Dataset rows
┌──

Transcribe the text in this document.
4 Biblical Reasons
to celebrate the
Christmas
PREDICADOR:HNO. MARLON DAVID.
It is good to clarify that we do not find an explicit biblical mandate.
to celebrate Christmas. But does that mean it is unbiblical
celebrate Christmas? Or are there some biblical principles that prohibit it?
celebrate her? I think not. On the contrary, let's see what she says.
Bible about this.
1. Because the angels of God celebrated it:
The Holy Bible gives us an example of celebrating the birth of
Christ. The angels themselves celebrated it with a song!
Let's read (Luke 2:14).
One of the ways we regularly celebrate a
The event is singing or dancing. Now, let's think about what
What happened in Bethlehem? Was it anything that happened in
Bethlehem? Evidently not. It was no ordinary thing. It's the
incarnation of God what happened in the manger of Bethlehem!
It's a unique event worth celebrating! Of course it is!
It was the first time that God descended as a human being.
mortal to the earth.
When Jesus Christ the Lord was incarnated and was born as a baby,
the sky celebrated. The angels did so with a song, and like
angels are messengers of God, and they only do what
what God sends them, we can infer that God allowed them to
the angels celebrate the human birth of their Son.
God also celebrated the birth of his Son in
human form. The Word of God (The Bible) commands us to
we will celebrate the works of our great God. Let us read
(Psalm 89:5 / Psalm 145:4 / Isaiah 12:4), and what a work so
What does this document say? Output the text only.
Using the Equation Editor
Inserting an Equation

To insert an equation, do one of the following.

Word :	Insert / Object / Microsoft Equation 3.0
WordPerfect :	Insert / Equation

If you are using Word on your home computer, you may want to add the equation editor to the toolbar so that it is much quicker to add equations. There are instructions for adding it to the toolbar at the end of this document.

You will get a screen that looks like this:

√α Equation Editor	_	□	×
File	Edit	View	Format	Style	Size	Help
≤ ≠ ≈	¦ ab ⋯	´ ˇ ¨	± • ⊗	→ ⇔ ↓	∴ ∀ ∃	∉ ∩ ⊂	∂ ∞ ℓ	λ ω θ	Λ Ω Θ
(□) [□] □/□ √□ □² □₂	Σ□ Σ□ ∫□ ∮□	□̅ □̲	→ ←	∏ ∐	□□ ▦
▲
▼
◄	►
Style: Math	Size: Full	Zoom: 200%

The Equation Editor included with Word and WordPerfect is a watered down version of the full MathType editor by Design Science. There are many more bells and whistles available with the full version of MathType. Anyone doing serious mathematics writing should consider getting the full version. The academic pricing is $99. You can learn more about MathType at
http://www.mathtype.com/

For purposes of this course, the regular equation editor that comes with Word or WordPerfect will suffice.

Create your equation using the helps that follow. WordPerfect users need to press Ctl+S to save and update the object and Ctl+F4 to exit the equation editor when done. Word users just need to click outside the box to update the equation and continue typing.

└──

**Set exercise**
Lines containing the string "will" are to be selected and copied.

**Task solution**
we will celebrate the works of our great God. Let us read
You will get a screen that looks like this:
For purposes of this course, the regular equation editor that comes with Word or WordPerfect will suffice.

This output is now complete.